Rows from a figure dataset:
• • • • • • •

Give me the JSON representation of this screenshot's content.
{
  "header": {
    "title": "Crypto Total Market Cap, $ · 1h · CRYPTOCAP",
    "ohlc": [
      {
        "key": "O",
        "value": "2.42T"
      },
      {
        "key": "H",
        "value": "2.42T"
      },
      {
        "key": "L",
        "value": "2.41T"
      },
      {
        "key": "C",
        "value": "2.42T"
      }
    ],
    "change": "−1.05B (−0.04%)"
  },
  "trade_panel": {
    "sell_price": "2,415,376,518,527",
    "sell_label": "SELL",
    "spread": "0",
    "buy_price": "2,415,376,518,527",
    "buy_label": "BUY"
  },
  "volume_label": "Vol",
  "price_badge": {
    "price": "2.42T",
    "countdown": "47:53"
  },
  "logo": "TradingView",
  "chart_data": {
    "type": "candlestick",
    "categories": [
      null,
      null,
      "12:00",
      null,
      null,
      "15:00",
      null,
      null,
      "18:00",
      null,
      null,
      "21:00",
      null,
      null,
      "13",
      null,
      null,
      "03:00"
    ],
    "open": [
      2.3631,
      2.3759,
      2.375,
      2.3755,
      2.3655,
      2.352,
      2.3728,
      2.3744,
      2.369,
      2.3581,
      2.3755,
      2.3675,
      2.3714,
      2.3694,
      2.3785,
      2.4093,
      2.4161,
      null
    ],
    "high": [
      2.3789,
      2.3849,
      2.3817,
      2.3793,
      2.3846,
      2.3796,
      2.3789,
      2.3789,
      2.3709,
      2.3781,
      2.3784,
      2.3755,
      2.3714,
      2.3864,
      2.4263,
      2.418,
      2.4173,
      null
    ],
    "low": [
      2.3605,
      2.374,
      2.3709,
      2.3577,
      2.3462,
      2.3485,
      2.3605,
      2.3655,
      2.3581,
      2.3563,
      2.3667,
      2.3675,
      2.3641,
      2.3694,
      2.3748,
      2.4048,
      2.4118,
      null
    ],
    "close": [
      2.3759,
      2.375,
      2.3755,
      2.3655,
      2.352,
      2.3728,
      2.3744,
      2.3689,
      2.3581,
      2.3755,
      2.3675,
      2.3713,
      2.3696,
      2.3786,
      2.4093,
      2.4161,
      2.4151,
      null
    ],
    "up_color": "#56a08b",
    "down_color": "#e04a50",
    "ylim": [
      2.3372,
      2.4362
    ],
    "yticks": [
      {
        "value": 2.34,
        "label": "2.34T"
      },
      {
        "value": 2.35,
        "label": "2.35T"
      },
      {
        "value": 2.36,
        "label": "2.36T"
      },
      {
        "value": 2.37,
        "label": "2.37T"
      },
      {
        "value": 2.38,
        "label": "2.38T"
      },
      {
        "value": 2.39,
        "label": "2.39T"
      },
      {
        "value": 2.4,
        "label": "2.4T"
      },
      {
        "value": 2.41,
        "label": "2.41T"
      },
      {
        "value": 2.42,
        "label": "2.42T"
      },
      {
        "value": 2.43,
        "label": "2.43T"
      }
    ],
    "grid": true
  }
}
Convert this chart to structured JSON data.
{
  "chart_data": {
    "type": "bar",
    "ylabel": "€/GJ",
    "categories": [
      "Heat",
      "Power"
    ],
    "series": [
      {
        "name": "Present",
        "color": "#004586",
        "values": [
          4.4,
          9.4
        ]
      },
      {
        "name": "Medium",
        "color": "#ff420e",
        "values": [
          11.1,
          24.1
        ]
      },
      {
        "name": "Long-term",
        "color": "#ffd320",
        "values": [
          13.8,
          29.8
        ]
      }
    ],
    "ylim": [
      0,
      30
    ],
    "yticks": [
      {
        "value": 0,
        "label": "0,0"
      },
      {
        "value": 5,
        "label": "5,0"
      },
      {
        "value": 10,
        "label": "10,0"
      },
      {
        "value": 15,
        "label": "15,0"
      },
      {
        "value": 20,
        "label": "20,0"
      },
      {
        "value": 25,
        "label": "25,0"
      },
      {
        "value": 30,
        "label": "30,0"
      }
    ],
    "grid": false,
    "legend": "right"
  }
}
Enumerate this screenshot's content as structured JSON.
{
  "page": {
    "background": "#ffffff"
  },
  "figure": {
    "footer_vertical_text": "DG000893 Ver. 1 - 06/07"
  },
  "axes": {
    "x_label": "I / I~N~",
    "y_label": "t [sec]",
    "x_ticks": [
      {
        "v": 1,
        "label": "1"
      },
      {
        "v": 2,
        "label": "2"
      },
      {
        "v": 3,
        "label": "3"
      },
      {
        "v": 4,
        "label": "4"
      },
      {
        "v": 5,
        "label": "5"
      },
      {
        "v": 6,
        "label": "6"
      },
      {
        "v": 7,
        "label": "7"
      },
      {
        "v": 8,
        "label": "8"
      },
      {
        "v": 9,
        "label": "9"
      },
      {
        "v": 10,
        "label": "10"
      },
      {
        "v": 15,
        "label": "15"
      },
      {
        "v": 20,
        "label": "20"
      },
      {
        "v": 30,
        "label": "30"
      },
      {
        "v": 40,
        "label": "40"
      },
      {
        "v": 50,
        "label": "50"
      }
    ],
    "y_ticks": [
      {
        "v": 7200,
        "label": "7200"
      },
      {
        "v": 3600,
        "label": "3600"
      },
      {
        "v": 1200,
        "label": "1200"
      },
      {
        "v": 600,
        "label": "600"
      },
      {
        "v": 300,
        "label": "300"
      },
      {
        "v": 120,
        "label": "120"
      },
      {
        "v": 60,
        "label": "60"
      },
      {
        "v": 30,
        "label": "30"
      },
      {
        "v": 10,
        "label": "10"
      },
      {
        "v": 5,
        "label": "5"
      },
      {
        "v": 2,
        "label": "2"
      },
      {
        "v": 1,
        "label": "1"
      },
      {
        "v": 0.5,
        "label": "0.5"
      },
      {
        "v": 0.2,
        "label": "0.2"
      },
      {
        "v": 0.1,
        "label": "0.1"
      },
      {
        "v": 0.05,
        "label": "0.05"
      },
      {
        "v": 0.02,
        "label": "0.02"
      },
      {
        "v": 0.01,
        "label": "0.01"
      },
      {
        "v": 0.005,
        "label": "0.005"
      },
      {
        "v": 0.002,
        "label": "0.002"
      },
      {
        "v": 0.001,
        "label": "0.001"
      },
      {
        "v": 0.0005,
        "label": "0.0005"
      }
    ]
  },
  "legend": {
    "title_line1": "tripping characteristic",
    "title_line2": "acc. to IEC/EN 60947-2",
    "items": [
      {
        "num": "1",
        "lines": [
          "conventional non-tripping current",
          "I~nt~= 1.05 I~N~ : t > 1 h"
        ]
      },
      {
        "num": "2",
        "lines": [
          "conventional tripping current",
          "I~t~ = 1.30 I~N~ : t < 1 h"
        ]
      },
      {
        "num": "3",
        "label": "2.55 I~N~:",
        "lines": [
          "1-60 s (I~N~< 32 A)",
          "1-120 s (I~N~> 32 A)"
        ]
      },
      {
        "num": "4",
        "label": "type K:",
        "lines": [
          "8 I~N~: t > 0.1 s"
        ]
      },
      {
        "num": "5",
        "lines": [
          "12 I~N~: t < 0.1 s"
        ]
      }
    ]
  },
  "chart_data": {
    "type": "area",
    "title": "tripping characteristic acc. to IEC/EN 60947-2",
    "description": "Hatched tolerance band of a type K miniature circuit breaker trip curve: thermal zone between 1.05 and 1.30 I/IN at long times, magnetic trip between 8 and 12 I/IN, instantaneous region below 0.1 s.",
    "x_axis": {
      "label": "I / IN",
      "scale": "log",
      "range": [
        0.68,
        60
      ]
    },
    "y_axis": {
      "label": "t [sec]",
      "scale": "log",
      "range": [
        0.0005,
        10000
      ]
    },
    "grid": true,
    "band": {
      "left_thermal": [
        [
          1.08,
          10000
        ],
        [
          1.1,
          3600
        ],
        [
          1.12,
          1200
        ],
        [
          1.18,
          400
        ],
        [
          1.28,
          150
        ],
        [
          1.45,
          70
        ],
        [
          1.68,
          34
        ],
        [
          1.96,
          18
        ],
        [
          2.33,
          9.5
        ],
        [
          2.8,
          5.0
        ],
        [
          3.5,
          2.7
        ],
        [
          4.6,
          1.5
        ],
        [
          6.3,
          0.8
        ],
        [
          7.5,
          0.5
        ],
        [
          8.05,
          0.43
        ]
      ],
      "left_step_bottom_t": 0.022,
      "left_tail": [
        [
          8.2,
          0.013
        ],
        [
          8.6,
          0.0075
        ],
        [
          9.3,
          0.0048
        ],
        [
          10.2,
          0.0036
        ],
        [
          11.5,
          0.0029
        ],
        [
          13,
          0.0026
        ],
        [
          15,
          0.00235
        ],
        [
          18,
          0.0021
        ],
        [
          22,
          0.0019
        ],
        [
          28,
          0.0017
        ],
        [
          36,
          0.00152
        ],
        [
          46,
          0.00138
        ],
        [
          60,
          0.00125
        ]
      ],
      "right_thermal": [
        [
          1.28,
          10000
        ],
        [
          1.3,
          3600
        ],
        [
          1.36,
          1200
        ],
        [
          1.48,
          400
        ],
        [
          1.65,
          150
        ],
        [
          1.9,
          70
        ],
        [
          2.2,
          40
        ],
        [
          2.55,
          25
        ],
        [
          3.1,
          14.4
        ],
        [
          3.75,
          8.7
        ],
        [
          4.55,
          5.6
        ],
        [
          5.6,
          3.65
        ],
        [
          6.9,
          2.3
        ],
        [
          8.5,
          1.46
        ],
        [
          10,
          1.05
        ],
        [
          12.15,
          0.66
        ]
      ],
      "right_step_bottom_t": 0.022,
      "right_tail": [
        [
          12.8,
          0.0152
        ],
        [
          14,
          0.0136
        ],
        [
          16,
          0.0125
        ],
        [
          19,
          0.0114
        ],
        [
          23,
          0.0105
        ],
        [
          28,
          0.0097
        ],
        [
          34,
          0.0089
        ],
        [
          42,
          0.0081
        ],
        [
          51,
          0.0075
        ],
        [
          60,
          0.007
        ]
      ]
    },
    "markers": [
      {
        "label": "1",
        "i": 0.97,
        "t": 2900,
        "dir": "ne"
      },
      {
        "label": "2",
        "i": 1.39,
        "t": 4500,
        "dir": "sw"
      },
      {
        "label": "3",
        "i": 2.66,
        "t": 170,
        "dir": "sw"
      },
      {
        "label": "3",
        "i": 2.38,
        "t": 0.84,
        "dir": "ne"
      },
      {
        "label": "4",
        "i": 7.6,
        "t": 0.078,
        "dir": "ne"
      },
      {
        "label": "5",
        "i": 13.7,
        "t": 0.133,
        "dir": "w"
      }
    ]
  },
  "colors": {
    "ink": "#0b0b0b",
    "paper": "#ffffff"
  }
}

• • • • • • •

Scan the material for lines with the word "screenshot", and copy each line you find.

TASK RESULT:
Give me the JSON representation of this screenshot's content.
Enumerate this screenshot's content as structured JSON.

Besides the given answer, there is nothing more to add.